Work to complete: Look through the data below and count each line where the word "Звісно" appears. Reply with the count alone.

Provided data:
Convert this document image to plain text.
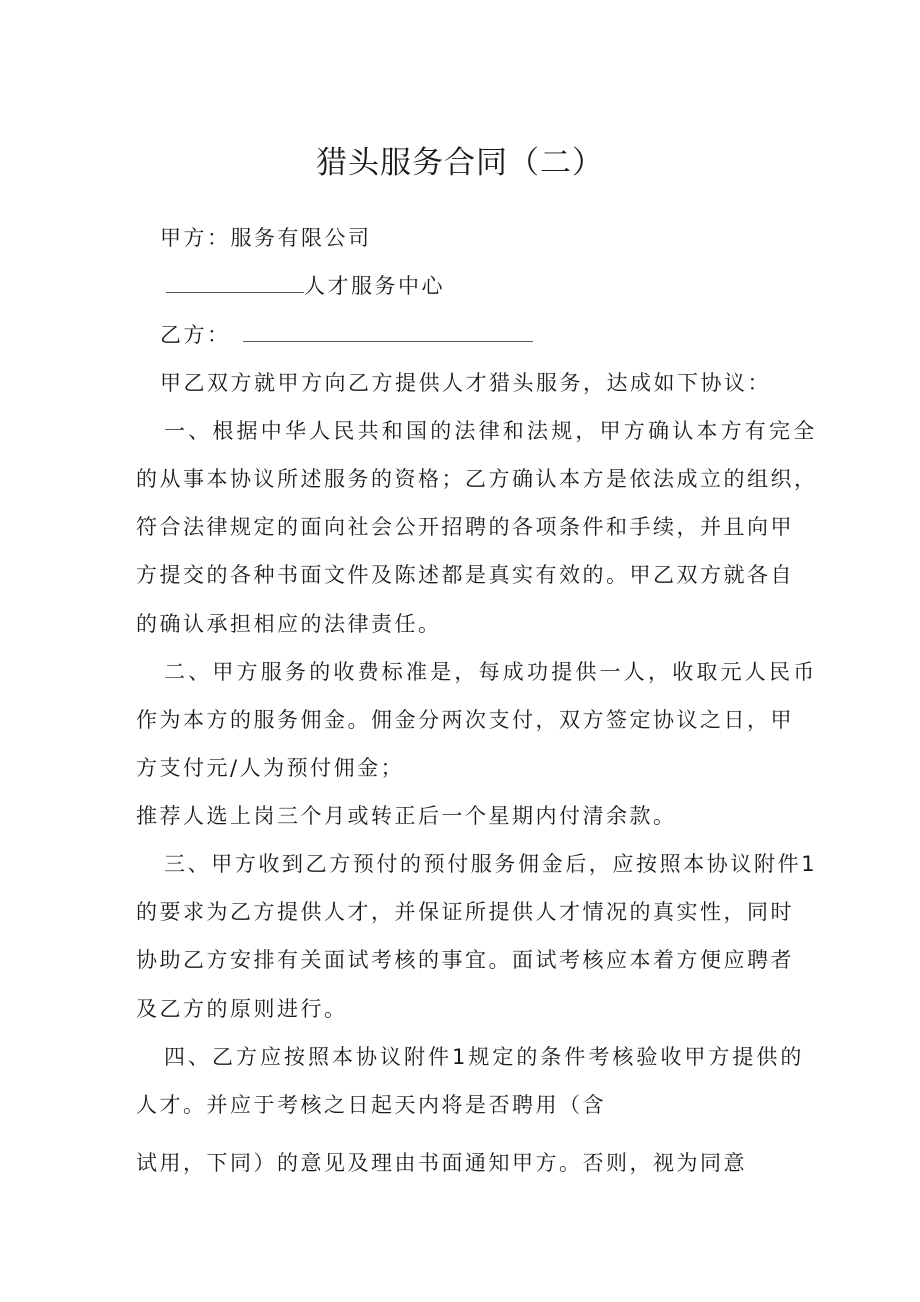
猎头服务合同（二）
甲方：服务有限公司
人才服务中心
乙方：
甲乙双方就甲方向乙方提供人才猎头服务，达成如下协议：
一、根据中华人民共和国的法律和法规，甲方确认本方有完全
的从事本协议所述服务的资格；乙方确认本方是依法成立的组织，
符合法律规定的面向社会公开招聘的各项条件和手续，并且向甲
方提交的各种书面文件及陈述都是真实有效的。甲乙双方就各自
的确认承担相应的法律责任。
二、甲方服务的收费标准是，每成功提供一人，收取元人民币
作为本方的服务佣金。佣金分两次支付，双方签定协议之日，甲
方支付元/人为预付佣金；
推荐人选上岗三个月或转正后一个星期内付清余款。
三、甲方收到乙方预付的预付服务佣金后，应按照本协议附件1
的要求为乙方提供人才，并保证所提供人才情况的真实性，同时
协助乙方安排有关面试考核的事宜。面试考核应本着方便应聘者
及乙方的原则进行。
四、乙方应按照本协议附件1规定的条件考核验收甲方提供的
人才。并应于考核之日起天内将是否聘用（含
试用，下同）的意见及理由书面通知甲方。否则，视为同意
--
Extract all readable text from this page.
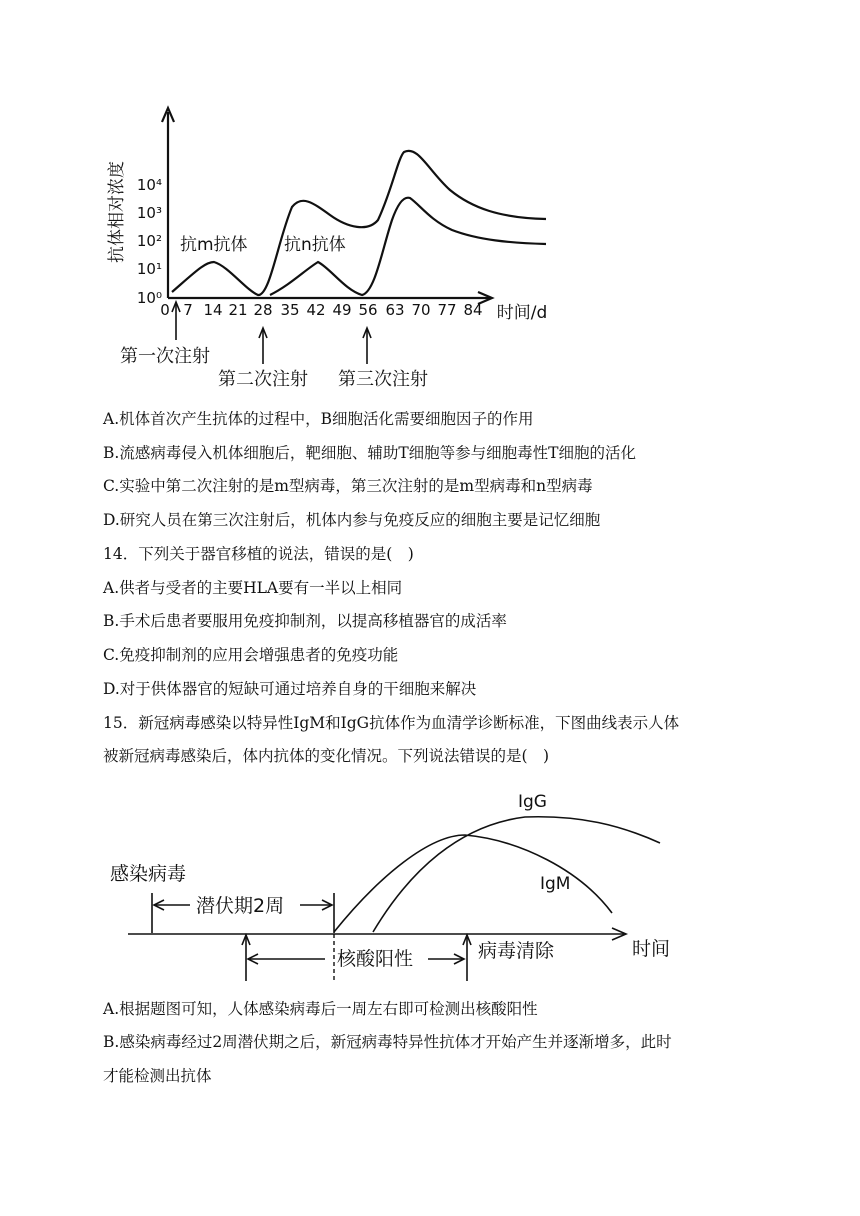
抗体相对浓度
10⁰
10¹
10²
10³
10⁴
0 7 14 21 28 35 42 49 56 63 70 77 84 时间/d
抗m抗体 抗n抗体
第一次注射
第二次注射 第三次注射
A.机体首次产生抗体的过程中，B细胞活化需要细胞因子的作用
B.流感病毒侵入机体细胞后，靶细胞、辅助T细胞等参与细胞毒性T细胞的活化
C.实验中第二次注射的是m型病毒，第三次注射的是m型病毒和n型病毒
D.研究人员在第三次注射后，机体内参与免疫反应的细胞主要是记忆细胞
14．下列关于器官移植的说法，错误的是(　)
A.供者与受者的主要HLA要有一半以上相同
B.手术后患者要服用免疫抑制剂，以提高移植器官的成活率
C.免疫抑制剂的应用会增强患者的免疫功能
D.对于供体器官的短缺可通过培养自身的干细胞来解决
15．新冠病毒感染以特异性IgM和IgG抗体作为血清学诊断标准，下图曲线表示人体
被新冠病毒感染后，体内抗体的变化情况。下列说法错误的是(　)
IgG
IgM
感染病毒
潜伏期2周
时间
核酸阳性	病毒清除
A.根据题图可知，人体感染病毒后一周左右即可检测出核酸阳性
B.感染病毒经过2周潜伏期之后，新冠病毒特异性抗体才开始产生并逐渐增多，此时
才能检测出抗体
--
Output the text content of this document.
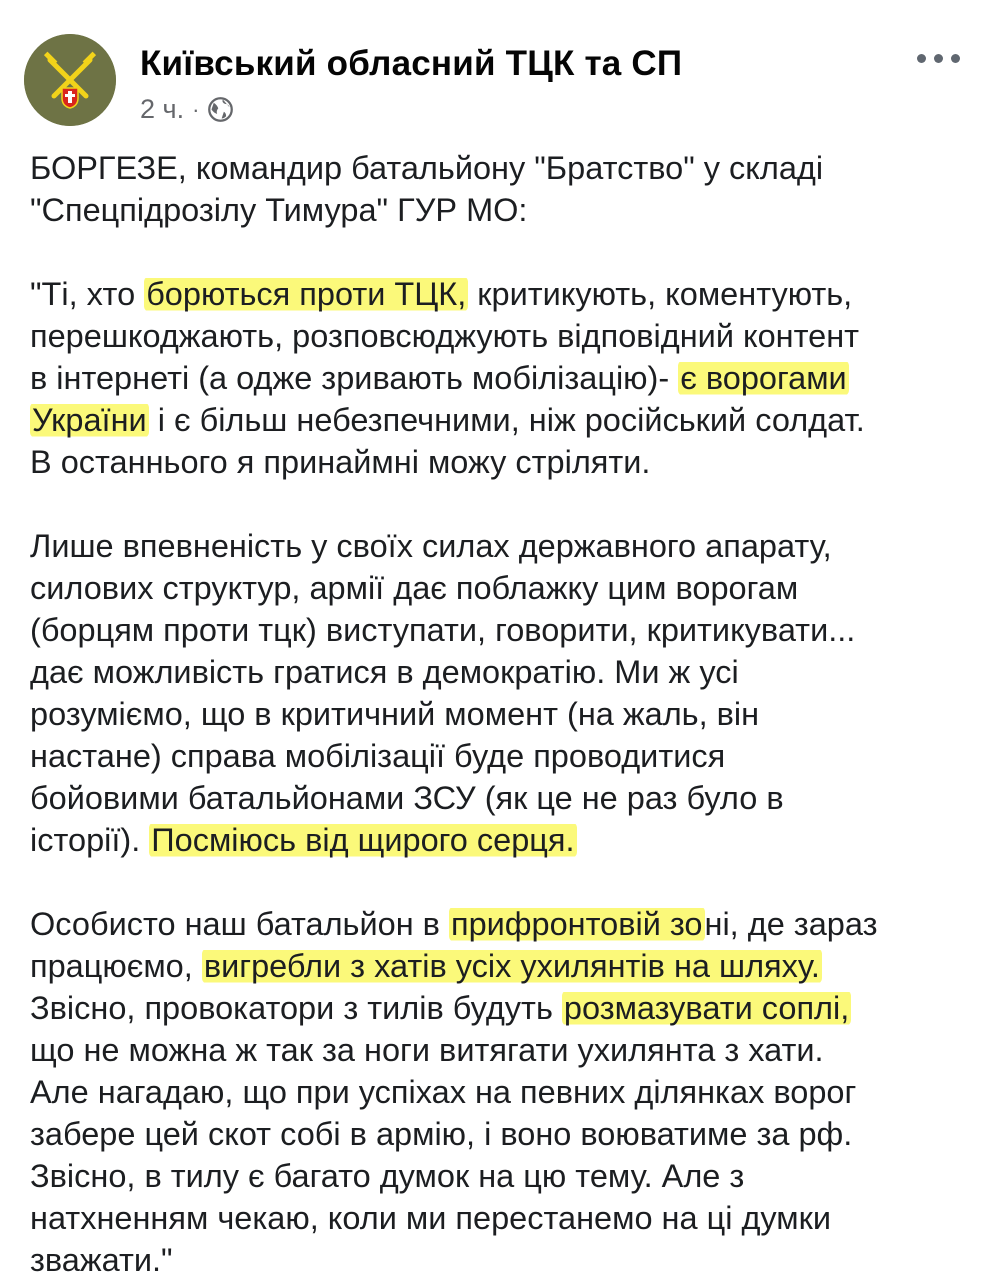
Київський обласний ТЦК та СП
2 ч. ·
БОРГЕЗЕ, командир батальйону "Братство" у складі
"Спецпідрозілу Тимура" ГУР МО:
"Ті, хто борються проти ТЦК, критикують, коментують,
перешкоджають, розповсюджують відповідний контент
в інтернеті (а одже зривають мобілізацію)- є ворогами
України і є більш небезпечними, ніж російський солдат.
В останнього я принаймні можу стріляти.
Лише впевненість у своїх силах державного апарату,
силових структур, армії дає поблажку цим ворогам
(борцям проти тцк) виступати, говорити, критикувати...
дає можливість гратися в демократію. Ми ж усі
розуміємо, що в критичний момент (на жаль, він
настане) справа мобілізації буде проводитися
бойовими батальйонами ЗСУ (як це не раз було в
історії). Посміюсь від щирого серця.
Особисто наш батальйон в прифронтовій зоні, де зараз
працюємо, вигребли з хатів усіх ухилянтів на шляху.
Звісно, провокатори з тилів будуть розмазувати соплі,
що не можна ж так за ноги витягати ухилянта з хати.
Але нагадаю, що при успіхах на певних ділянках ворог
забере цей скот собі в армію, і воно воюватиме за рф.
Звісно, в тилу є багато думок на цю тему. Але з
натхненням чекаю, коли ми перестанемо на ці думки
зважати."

Reply: 2